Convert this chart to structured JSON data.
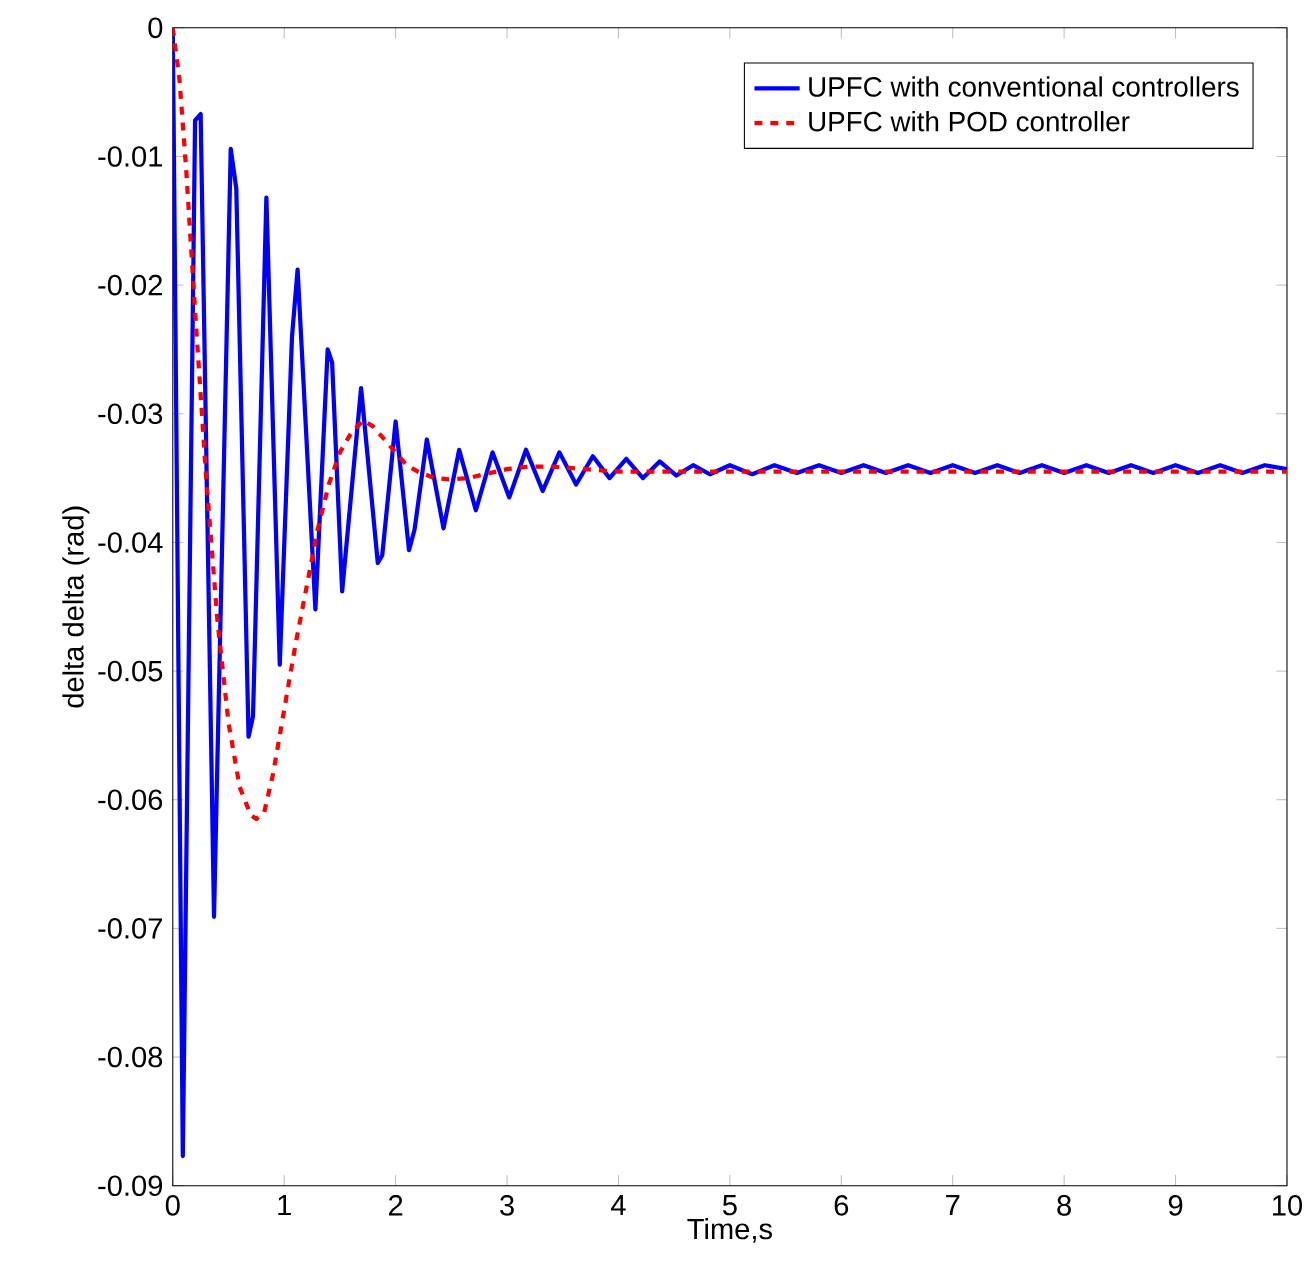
{
  "chart_data": {
    "type": "line",
    "xlabel": "Time,s",
    "ylabel": "delta delta (rad)",
    "xlim": [
      0,
      10
    ],
    "ylim": [
      -0.09,
      0
    ],
    "xticks": [
      0,
      1,
      2,
      3,
      4,
      5,
      6,
      7,
      8,
      9,
      10
    ],
    "yticks": [
      -0.09,
      -0.08,
      -0.07,
      -0.06,
      -0.05,
      -0.04,
      -0.03,
      -0.02,
      -0.01,
      0
    ],
    "grid": false,
    "legend": "top right",
    "marker": "none",
    "series": [
      {
        "name": "UPFC with conventional controllers",
        "color": "#0000ff",
        "line_style": "solid",
        "x": [
          0,
          0.09,
          0.2,
          0.25,
          0.37,
          0.52,
          0.57,
          0.68,
          0.72,
          0.84,
          0.96,
          1.07,
          1.12,
          1.28,
          1.39,
          1.43,
          1.52,
          1.69,
          1.84,
          1.88,
          2.0,
          2.12,
          2.17,
          2.28,
          2.43,
          2.57,
          2.72,
          2.87,
          3.02,
          3.17,
          3.32,
          3.47,
          3.62,
          3.77,
          3.92,
          4.07,
          4.22,
          4.37,
          4.52,
          4.67,
          4.82,
          5.0,
          5.2,
          5.4,
          5.6,
          5.8,
          6.0,
          6.2,
          6.4,
          6.6,
          6.8,
          7.0,
          7.2,
          7.4,
          7.6,
          7.8,
          8.0,
          8.2,
          8.4,
          8.6,
          8.8,
          9.0,
          9.2,
          9.4,
          9.6,
          9.8,
          10
        ],
        "values": [
          0,
          -0.0877,
          -0.0072,
          -0.0067,
          -0.0691,
          -0.0094,
          -0.0125,
          -0.0551,
          -0.0535,
          -0.0132,
          -0.0495,
          -0.024,
          -0.0188,
          -0.0452,
          -0.025,
          -0.026,
          -0.0438,
          -0.028,
          -0.0416,
          -0.041,
          -0.0306,
          -0.0406,
          -0.039,
          -0.032,
          -0.0389,
          -0.0328,
          -0.0375,
          -0.033,
          -0.0365,
          -0.0328,
          -0.036,
          -0.033,
          -0.0355,
          -0.0333,
          -0.035,
          -0.0335,
          -0.035,
          -0.0337,
          -0.0348,
          -0.034,
          -0.0347,
          -0.034,
          -0.0347,
          -0.034,
          -0.0346,
          -0.034,
          -0.0346,
          -0.034,
          -0.0346,
          -0.034,
          -0.0346,
          -0.034,
          -0.0346,
          -0.034,
          -0.0346,
          -0.034,
          -0.0346,
          -0.034,
          -0.0346,
          -0.034,
          -0.0346,
          -0.034,
          -0.0346,
          -0.034,
          -0.0346,
          -0.034,
          -0.0343
        ]
      },
      {
        "name": "UPFC with POD controller",
        "color": "#ff0000",
        "line_style": "dashed",
        "x": [
          0,
          0.06,
          0.12,
          0.2,
          0.3,
          0.4,
          0.5,
          0.6,
          0.7,
          0.75,
          0.82,
          0.9,
          1.0,
          1.1,
          1.2,
          1.3,
          1.4,
          1.5,
          1.6,
          1.71,
          1.8,
          1.9,
          2.0,
          2.1,
          2.2,
          2.35,
          2.48,
          2.65,
          2.8,
          3.0,
          3.2,
          3.4,
          3.7,
          4.0,
          5.0,
          6.0,
          7.0,
          8.0,
          9.0,
          10
        ],
        "values": [
          0,
          -0.004,
          -0.011,
          -0.022,
          -0.035,
          -0.046,
          -0.054,
          -0.059,
          -0.0612,
          -0.0615,
          -0.061,
          -0.058,
          -0.053,
          -0.048,
          -0.0435,
          -0.039,
          -0.0355,
          -0.033,
          -0.0315,
          -0.0305,
          -0.031,
          -0.032,
          -0.033,
          -0.034,
          -0.0345,
          -0.035,
          -0.0351,
          -0.035,
          -0.0347,
          -0.0343,
          -0.0341,
          -0.0341,
          -0.0343,
          -0.0345,
          -0.0345,
          -0.0345,
          -0.0345,
          -0.0345,
          -0.0345,
          -0.0345
        ]
      }
    ]
  }
}
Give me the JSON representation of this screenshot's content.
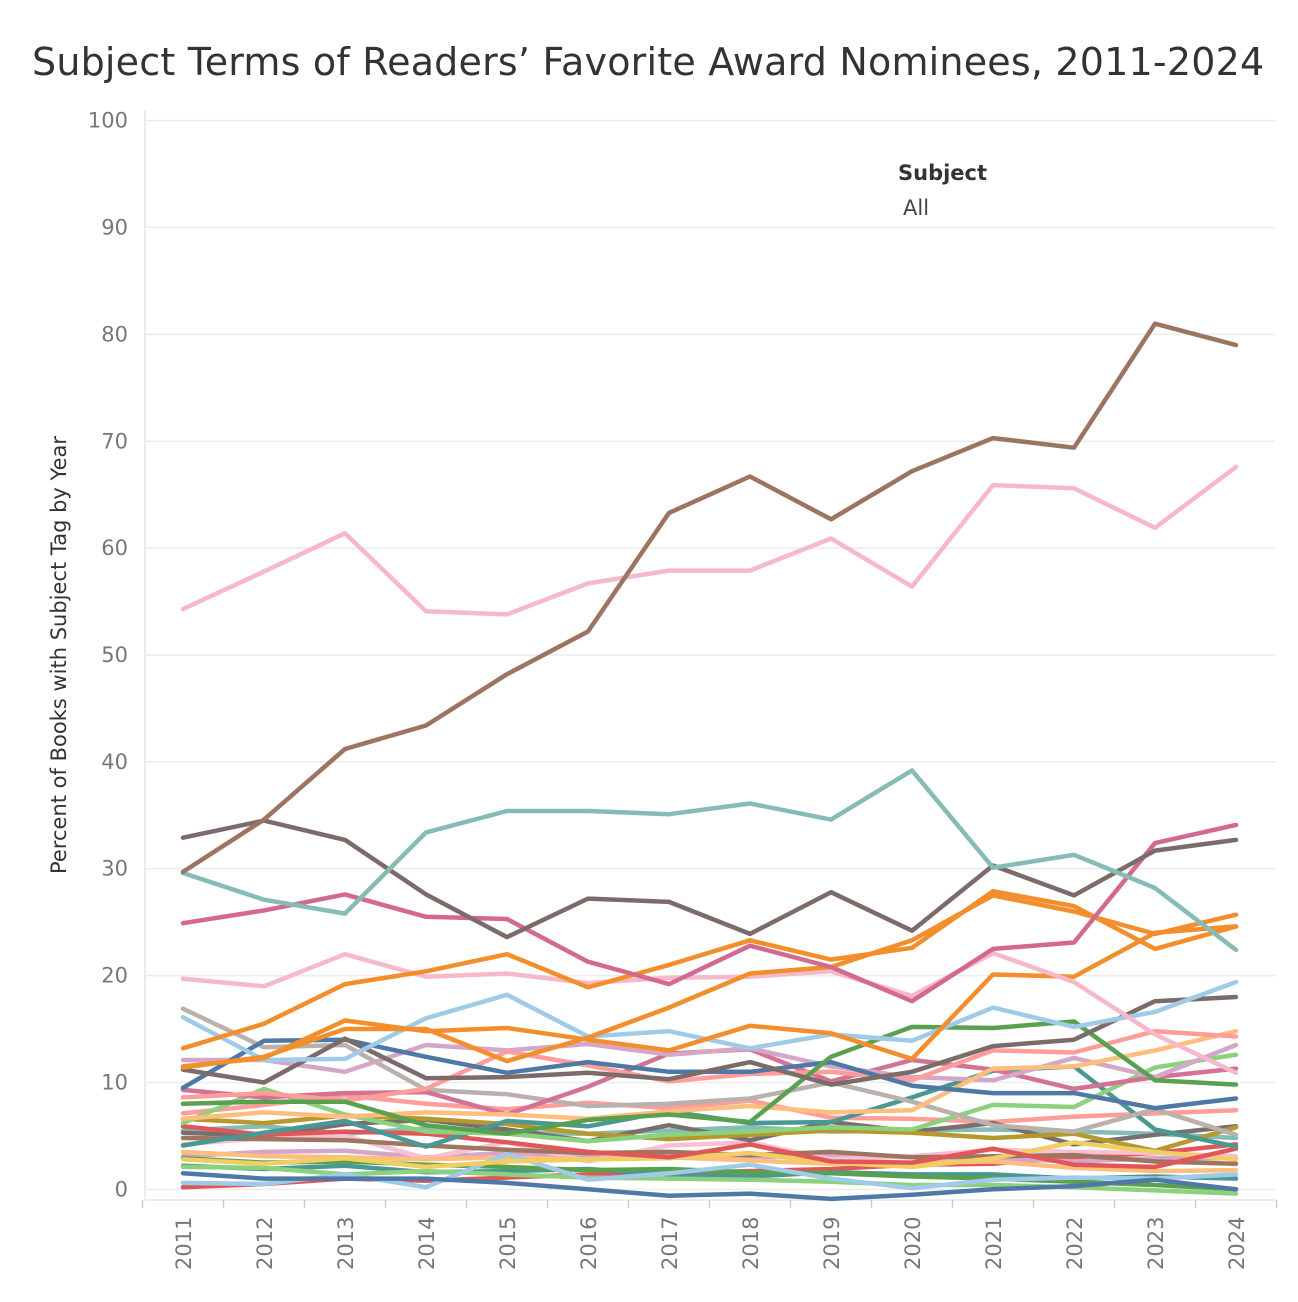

Given problem: With the pictures omitted, reproduce the records in full and exactly.

Exercise response:
Convert this chart to structured JSON data.
{
  "chart_data": {
    "type": "line",
    "xlabel": "Time,s",
    "ylabel": "delta delta (rad)",
    "xlim": [
      0,
      10
    ],
    "ylim": [
      -0.09,
      0
    ],
    "xticks": [
      0,
      1,
      2,
      3,
      4,
      5,
      6,
      7,
      8,
      9,
      10
    ],
    "yticks": [
      -0.09,
      -0.08,
      -0.07,
      -0.06,
      -0.05,
      -0.04,
      -0.03,
      -0.02,
      -0.01,
      0
    ],
    "grid": false,
    "legend": "top right",
    "marker": "none",
    "series": [
      {
        "name": "UPFC with conventional controllers",
        "color": "#0000ff",
        "line_style": "solid",
        "x": [
          0,
          0.09,
          0.2,
          0.25,
          0.37,
          0.52,
          0.57,
          0.68,
          0.72,
          0.84,
          0.96,
          1.07,
          1.12,
          1.28,
          1.39,
          1.43,
          1.52,
          1.69,
          1.84,
          1.88,
          2.0,
          2.12,
          2.17,
          2.28,
          2.43,
          2.57,
          2.72,
          2.87,
          3.02,
          3.17,
          3.32,
          3.47,
          3.62,
          3.77,
          3.92,
          4.07,
          4.22,
          4.37,
          4.52,
          4.67,
          4.82,
          5.0,
          5.2,
          5.4,
          5.6,
          5.8,
          6.0,
          6.2,
          6.4,
          6.6,
          6.8,
          7.0,
          7.2,
          7.4,
          7.6,
          7.8,
          8.0,
          8.2,
          8.4,
          8.6,
          8.8,
          9.0,
          9.2,
          9.4,
          9.6,
          9.8,
          10
        ],
        "values": [
          0,
          -0.0877,
          -0.0072,
          -0.0067,
          -0.0691,
          -0.0094,
          -0.0125,
          -0.0551,
          -0.0535,
          -0.0132,
          -0.0495,
          -0.024,
          -0.0188,
          -0.0452,
          -0.025,
          -0.026,
          -0.0438,
          -0.028,
          -0.0416,
          -0.041,
          -0.0306,
          -0.0406,
          -0.039,
          -0.032,
          -0.0389,
          -0.0328,
          -0.0375,
          -0.033,
          -0.0365,
          -0.0328,
          -0.036,
          -0.033,
          -0.0355,
          -0.0333,
          -0.035,
          -0.0335,
          -0.035,
          -0.0337,
          -0.0348,
          -0.034,
          -0.0347,
          -0.034,
          -0.0347,
          -0.034,
          -0.0346,
          -0.034,
          -0.0346,
          -0.034,
          -0.0346,
          -0.034,
          -0.0346,
          -0.034,
          -0.0346,
          -0.034,
          -0.0346,
          -0.034,
          -0.0346,
          -0.034,
          -0.0346,
          -0.034,
          -0.0346,
          -0.034,
          -0.0346,
          -0.034,
          -0.0346,
          -0.034,
          -0.0343
        ]
      },
      {
        "name": "UPFC with POD controller",
        "color": "#ff0000",
        "line_style": "dashed",
        "x": [
          0,
          0.06,
          0.12,
          0.2,
          0.3,
          0.4,
          0.5,
          0.6,
          0.7,
          0.75,
          0.82,
          0.9,
          1.0,
          1.1,
          1.2,
          1.3,
          1.4,
          1.5,
          1.6,
          1.71,
          1.8,
          1.9,
          2.0,
          2.1,
          2.2,
          2.35,
          2.48,
          2.65,
          2.8,
          3.0,
          3.2,
          3.4,
          3.7,
          4.0,
          5.0,
          6.0,
          7.0,
          8.0,
          9.0,
          10
        ],
        "values": [
          0,
          -0.004,
          -0.011,
          -0.022,
          -0.035,
          -0.046,
          -0.054,
          -0.059,
          -0.0612,
          -0.0615,
          -0.061,
          -0.058,
          -0.053,
          -0.048,
          -0.0435,
          -0.039,
          -0.0355,
          -0.033,
          -0.0315,
          -0.0305,
          -0.031,
          -0.032,
          -0.033,
          -0.034,
          -0.0345,
          -0.035,
          -0.0351,
          -0.035,
          -0.0347,
          -0.0343,
          -0.0341,
          -0.0341,
          -0.0343,
          -0.0345,
          -0.0345,
          -0.0345,
          -0.0345,
          -0.0345,
          -0.0345,
          -0.0345
        ]
      }
    ]
  }
}
Give me the JSON representation of this screenshot's content.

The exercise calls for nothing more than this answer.